### Records supplied
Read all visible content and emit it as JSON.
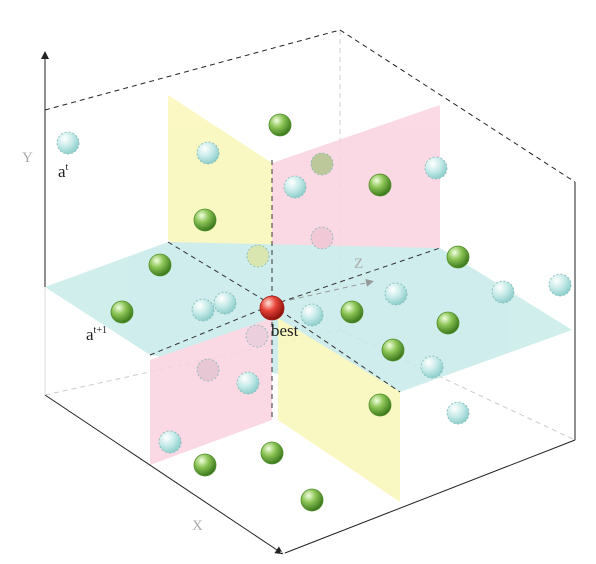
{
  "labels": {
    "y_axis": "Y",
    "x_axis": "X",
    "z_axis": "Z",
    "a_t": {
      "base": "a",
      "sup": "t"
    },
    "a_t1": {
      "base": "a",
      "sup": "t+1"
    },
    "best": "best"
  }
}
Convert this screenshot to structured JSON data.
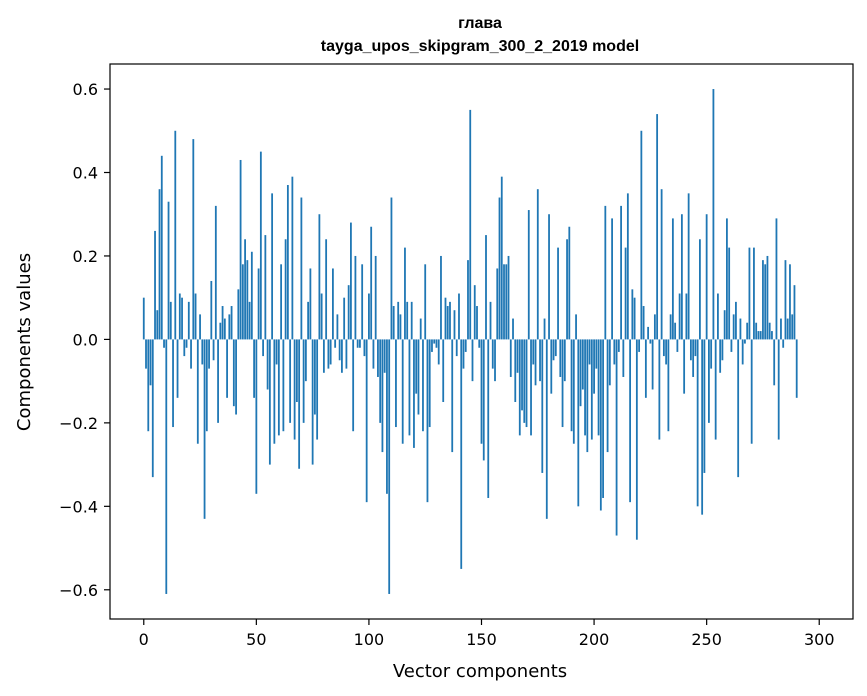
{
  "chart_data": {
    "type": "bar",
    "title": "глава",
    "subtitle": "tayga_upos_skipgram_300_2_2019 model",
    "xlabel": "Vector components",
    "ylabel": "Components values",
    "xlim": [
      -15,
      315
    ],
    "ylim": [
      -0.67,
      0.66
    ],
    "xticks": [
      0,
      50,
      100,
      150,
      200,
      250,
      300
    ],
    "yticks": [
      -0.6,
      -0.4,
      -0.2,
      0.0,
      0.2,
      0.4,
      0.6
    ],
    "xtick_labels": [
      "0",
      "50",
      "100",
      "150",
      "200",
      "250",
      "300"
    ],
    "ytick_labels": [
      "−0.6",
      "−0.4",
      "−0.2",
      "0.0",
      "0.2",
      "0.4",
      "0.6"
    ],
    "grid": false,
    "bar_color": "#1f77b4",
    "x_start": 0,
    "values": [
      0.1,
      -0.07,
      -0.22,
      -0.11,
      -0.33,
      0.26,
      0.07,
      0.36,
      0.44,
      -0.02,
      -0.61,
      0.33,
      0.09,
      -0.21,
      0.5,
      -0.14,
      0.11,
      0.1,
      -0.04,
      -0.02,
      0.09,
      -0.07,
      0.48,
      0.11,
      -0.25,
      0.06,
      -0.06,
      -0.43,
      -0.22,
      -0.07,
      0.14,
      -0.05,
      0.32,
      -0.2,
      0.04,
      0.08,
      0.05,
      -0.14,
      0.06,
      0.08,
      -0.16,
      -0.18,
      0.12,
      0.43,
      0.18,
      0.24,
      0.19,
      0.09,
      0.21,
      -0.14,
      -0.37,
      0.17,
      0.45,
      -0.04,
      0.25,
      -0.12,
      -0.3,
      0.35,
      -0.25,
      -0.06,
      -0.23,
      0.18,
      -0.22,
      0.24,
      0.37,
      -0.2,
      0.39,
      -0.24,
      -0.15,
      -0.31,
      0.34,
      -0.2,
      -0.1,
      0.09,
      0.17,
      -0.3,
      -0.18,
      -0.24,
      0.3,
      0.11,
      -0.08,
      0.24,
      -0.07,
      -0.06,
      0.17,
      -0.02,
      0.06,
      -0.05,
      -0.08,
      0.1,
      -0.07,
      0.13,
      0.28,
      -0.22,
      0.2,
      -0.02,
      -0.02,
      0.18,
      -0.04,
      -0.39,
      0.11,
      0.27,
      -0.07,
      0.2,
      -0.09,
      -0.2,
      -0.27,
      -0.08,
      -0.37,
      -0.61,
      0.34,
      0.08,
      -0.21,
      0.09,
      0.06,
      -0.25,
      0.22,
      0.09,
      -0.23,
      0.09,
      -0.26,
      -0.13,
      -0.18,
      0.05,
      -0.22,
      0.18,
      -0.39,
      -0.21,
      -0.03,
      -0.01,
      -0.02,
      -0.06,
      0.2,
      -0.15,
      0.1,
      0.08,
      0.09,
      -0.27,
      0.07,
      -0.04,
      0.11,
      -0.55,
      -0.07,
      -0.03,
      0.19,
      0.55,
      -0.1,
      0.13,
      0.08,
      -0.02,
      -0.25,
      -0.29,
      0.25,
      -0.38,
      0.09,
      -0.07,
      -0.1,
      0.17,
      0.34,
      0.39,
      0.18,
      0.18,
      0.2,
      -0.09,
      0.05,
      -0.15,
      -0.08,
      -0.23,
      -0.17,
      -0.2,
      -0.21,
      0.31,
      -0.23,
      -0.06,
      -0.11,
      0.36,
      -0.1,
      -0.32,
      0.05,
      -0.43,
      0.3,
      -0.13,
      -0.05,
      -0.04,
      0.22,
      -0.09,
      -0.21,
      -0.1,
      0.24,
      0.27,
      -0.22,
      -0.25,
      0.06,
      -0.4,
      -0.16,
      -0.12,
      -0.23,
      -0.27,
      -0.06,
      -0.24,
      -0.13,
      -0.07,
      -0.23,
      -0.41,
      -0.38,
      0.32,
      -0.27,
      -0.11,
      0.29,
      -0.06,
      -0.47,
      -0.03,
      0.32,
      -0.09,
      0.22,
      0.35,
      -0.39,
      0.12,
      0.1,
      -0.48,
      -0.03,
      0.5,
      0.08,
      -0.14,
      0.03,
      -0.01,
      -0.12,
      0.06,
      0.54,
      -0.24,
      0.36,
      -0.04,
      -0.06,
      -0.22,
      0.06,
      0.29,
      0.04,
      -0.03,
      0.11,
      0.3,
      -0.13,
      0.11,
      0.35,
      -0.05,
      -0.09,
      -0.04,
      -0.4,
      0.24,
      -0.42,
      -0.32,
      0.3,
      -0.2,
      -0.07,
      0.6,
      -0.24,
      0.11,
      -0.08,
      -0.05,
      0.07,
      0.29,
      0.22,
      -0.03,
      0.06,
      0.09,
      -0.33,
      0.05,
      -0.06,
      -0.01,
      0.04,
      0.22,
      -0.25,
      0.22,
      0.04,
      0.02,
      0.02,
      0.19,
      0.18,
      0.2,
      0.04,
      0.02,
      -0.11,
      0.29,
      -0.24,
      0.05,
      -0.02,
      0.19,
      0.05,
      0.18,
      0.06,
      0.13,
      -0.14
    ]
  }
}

### The task
Print out every entry above without changing a word, and leave out the pictures.

### Completed task
Read all visible content and emit it as JSON.
{
  "labels": {
    "y_axis": "Y",
    "x_axis": "X",
    "z_axis": "Z",
    "a_t": {
      "base": "a",
      "sup": "t"
    },
    "a_t1": {
      "base": "a",
      "sup": "t+1"
    },
    "best": "best"
  }
}
Convert this screenshot to structured JSON data.
{
  "chart_data": {
    "type": "bar",
    "title": "глава",
    "subtitle": "tayga_upos_skipgram_300_2_2019 model",
    "xlabel": "Vector components",
    "ylabel": "Components values",
    "xlim": [
      -15,
      315
    ],
    "ylim": [
      -0.67,
      0.66
    ],
    "xticks": [
      0,
      50,
      100,
      150,
      200,
      250,
      300
    ],
    "yticks": [
      -0.6,
      -0.4,
      -0.2,
      0.0,
      0.2,
      0.4,
      0.6
    ],
    "xtick_labels": [
      "0",
      "50",
      "100",
      "150",
      "200",
      "250",
      "300"
    ],
    "ytick_labels": [
      "−0.6",
      "−0.4",
      "−0.2",
      "0.0",
      "0.2",
      "0.4",
      "0.6"
    ],
    "grid": false,
    "bar_color": "#1f77b4",
    "x_start": 0,
    "values": [
      0.1,
      -0.07,
      -0.22,
      -0.11,
      -0.33,
      0.26,
      0.07,
      0.36,
      0.44,
      -0.02,
      -0.61,
      0.33,
      0.09,
      -0.21,
      0.5,
      -0.14,
      0.11,
      0.1,
      -0.04,
      -0.02,
      0.09,
      -0.07,
      0.48,
      0.11,
      -0.25,
      0.06,
      -0.06,
      -0.43,
      -0.22,
      -0.07,
      0.14,
      -0.05,
      0.32,
      -0.2,
      0.04,
      0.08,
      0.05,
      -0.14,
      0.06,
      0.08,
      -0.16,
      -0.18,
      0.12,
      0.43,
      0.18,
      0.24,
      0.19,
      0.09,
      0.21,
      -0.14,
      -0.37,
      0.17,
      0.45,
      -0.04,
      0.25,
      -0.12,
      -0.3,
      0.35,
      -0.25,
      -0.06,
      -0.23,
      0.18,
      -0.22,
      0.24,
      0.37,
      -0.2,
      0.39,
      -0.24,
      -0.15,
      -0.31,
      0.34,
      -0.2,
      -0.1,
      0.09,
      0.17,
      -0.3,
      -0.18,
      -0.24,
      0.3,
      0.11,
      -0.08,
      0.24,
      -0.07,
      -0.06,
      0.17,
      -0.02,
      0.06,
      -0.05,
      -0.08,
      0.1,
      -0.07,
      0.13,
      0.28,
      -0.22,
      0.2,
      -0.02,
      -0.02,
      0.18,
      -0.04,
      -0.39,
      0.11,
      0.27,
      -0.07,
      0.2,
      -0.09,
      -0.2,
      -0.27,
      -0.08,
      -0.37,
      -0.61,
      0.34,
      0.08,
      -0.21,
      0.09,
      0.06,
      -0.25,
      0.22,
      0.09,
      -0.23,
      0.09,
      -0.26,
      -0.13,
      -0.18,
      0.05,
      -0.22,
      0.18,
      -0.39,
      -0.21,
      -0.03,
      -0.01,
      -0.02,
      -0.06,
      0.2,
      -0.15,
      0.1,
      0.08,
      0.09,
      -0.27,
      0.07,
      -0.04,
      0.11,
      -0.55,
      -0.07,
      -0.03,
      0.19,
      0.55,
      -0.1,
      0.13,
      0.08,
      -0.02,
      -0.25,
      -0.29,
      0.25,
      -0.38,
      0.09,
      -0.07,
      -0.1,
      0.17,
      0.34,
      0.39,
      0.18,
      0.18,
      0.2,
      -0.09,
      0.05,
      -0.15,
      -0.08,
      -0.23,
      -0.17,
      -0.2,
      -0.21,
      0.31,
      -0.23,
      -0.06,
      -0.11,
      0.36,
      -0.1,
      -0.32,
      0.05,
      -0.43,
      0.3,
      -0.13,
      -0.05,
      -0.04,
      0.22,
      -0.09,
      -0.21,
      -0.1,
      0.24,
      0.27,
      -0.22,
      -0.25,
      0.06,
      -0.4,
      -0.16,
      -0.12,
      -0.23,
      -0.27,
      -0.06,
      -0.24,
      -0.13,
      -0.07,
      -0.23,
      -0.41,
      -0.38,
      0.32,
      -0.27,
      -0.11,
      0.29,
      -0.06,
      -0.47,
      -0.03,
      0.32,
      -0.09,
      0.22,
      0.35,
      -0.39,
      0.12,
      0.1,
      -0.48,
      -0.03,
      0.5,
      0.08,
      -0.14,
      0.03,
      -0.01,
      -0.12,
      0.06,
      0.54,
      -0.24,
      0.36,
      -0.04,
      -0.06,
      -0.22,
      0.06,
      0.29,
      0.04,
      -0.03,
      0.11,
      0.3,
      -0.13,
      0.11,
      0.35,
      -0.05,
      -0.09,
      -0.04,
      -0.4,
      0.24,
      -0.42,
      -0.32,
      0.3,
      -0.2,
      -0.07,
      0.6,
      -0.24,
      0.11,
      -0.08,
      -0.05,
      0.07,
      0.29,
      0.22,
      -0.03,
      0.06,
      0.09,
      -0.33,
      0.05,
      -0.06,
      -0.01,
      0.04,
      0.22,
      -0.25,
      0.22,
      0.04,
      0.02,
      0.02,
      0.19,
      0.18,
      0.2,
      0.04,
      0.02,
      -0.11,
      0.29,
      -0.24,
      0.05,
      -0.02,
      0.19,
      0.05,
      0.18,
      0.06,
      0.13,
      -0.14
    ]
  }
}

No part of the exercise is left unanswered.